* _やること_
1. ネットワーク・ガバナンスに関する文章によれば、海洋ネットワークの有効性条件の殆どをオーケストレーションによって満たせるのはなぜですか。1〜3文で説明してください。
2. ネットワーク・ガバナンスに関する文章の「中間者がネットワークの場合は、まさしくネットワーク・マネジメントである。」という一文は、英語でどう訳せますか。
3. ネットワーク・ガバナンスに関する文章を、最後の文の続きから書き進めてください。

* _提示文_
____

このように、価値観の衝突や権力の非対称性による内部対立や、外部機関からの影響によって、多中心的ネットワークは常に有効性と正統性を喪失する危険を孕んでいる。海洋関連ネットワークの実証分析でも、ネットワークが効果的に機能するためには特定の条件が必要であるとの知見が出されている。情報の監視及び分析の高度な能力、長期的な活動能力の維持、マルチレベルやマルチネットワークの協働による多元的な対応能力、正統性と効率性の両立、目的の明確化、参加者間の長期にわたる信頼と主体的な協働、参加や討議における平等性の確保、献身的なコーディネーターの存在などである [19]

この問題を「ネットワークの失敗」として議論してきた新公共経営論(行政学)では、水平的な秩序に垂直的な統制・管理を最適な形で導入するメタ・ガバナンス(ネットワーク・マネジメントとも言う)の有効性を論じている。参加者の自律性と柔軟性を確保しつつ、目的を明確化したり、調整や紛争解決を行ったり、トランザクションコストを低減したりするのが、効果的なメタ・ガバナンスとされる[20]

同様のことは、国際関係論でも「オーケストレーション」という概念を用いて議論されている[21]。オーケストレーションとは、一般的に、中間者(公的機関やNGOその他の民間主体など)を通じて、ソフトな手法(拘束力・強制力のない方法)でガバナンス対象者の行動に影響を与えるような、ソフトで間接的なガバナンス様式を指す[22]。中間者がネットワークの場合は、まさしくネットワーク・マネジメントである。適切な形でオーケストレーションが行われれば、非効率を縮減しつつ、関係者の能力を強化し、多中心的ガバナンスの利点を最大化することができると論じられている [23]

実際、上に列挙した海洋ネットワークの有効性条件の殆どは、オーケストレーションによって満たすことが可能である。献身的なコーディネーターは、それ自体がオーケストレーターであると言えるし、また、内部対立の調停や、活動の正統性の確保、財源(外部資金)の安定確保、多国間制度からの負の影響の軽減などは、政府機関や国際機構などの公的機関がオーケストレーターとして長期に亘ってコミットすることによって促進されると考えられる。

____

* _データブロック_

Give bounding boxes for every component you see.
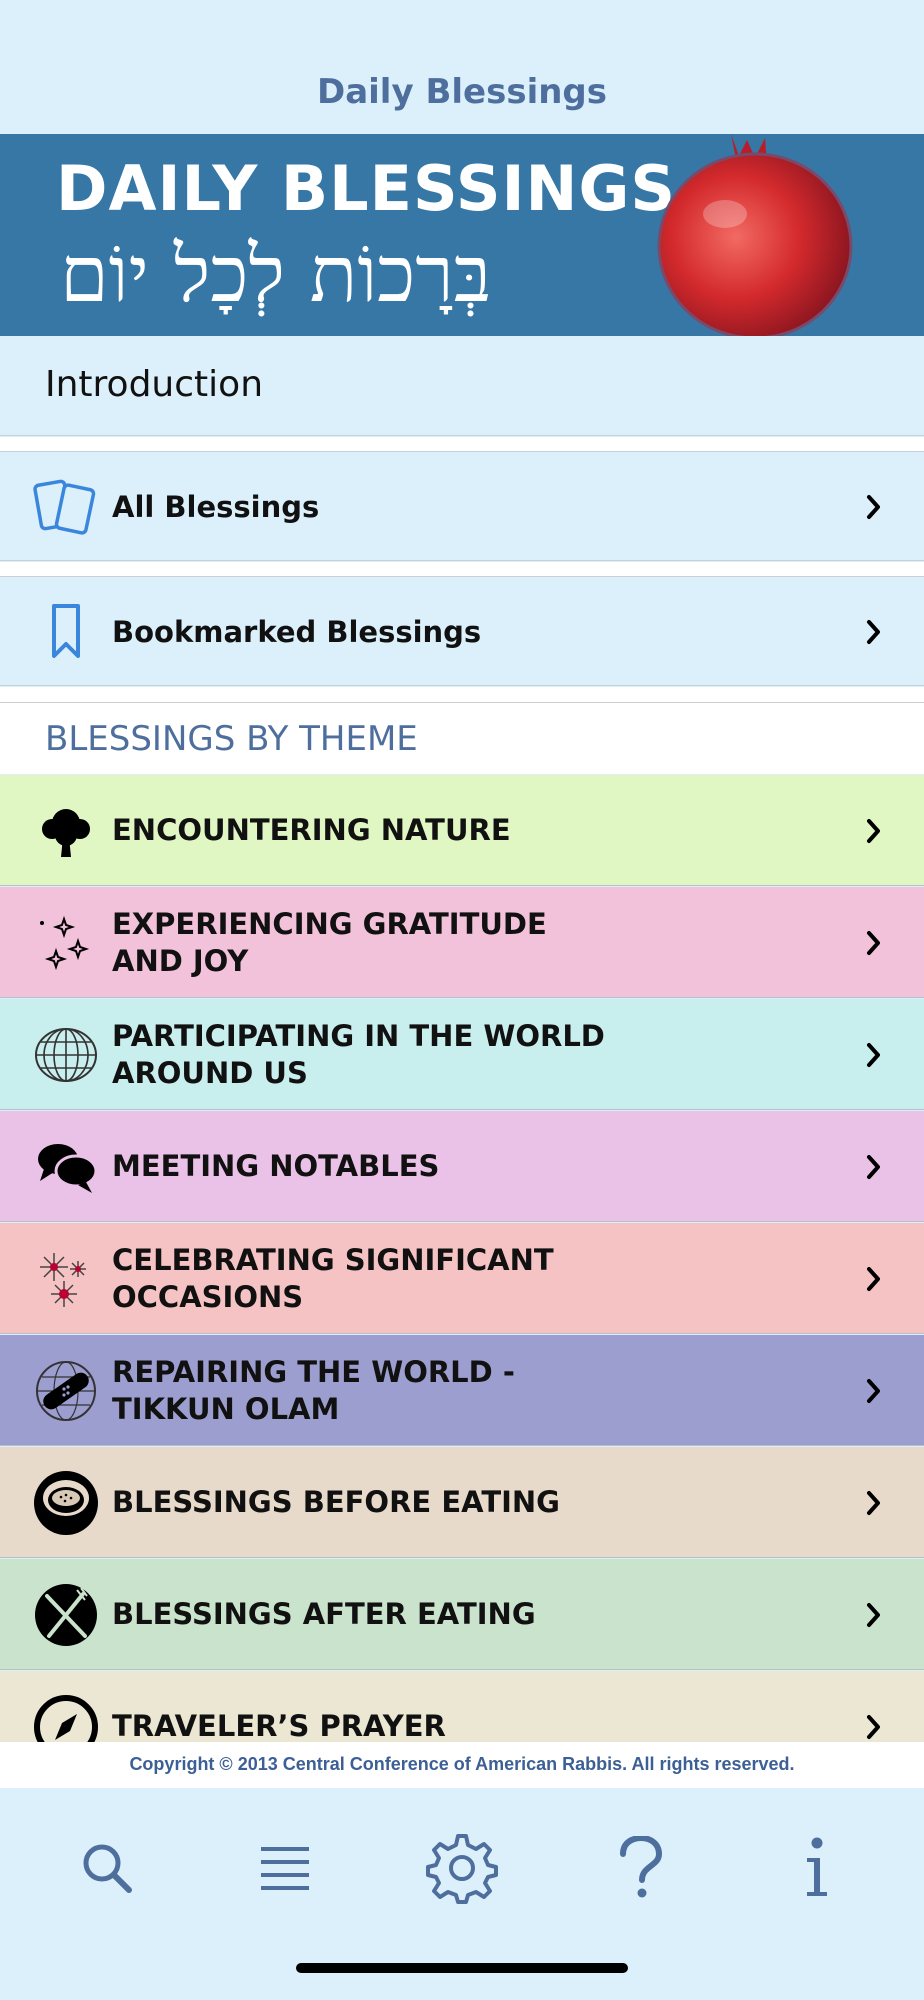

____

* _解答済み課題_
1. 献身的なコーディネーターは、それ自体がオーケストレーターだと言えるからです。また、内部対立の調停、活動の正統性の確保、財源(外部資金)の安定確保、多国間制度からの負の影響の軽減などは、政府機関や国際機構などの公的機関がオーケストレーターとして長期に亘ってコミットすることで促進されると考えられるからです。

2. When the intermediary is a network, this is precisely network management.

3.
例えば、先に触れたように、近年注目されているブルーエコノミーは多中心的ガバナンスによって推進されているが、オーケストレーションのやり方によって、ネットワークの安定性と有効性に違いがみられるかもしれない。たとえば、国がパリ協定の「自国が決定する貢献(NDC)」にブルーエコノミーを組み込むことは、多国間制度との連携を公式化することでネットワークのプレゼンスを高めることになるし、ESG投資を促進したり技術移転などの国際協力を委託したりすることで、財源を安定させることにつながるかもしれない。また、地方自治体などが国民的コンセンサスを促進して、ブルーエコノミーを経済社会体制に組み込むことで、活動の安定化と拡大を期待できるかもしれない [24]。また、科学者と政策形成者との対話を促進することで、科学者中心のネットワークの政策的影響力を向上させ、多中心的ネットワーク内の水平的討議を促進することにもなろう。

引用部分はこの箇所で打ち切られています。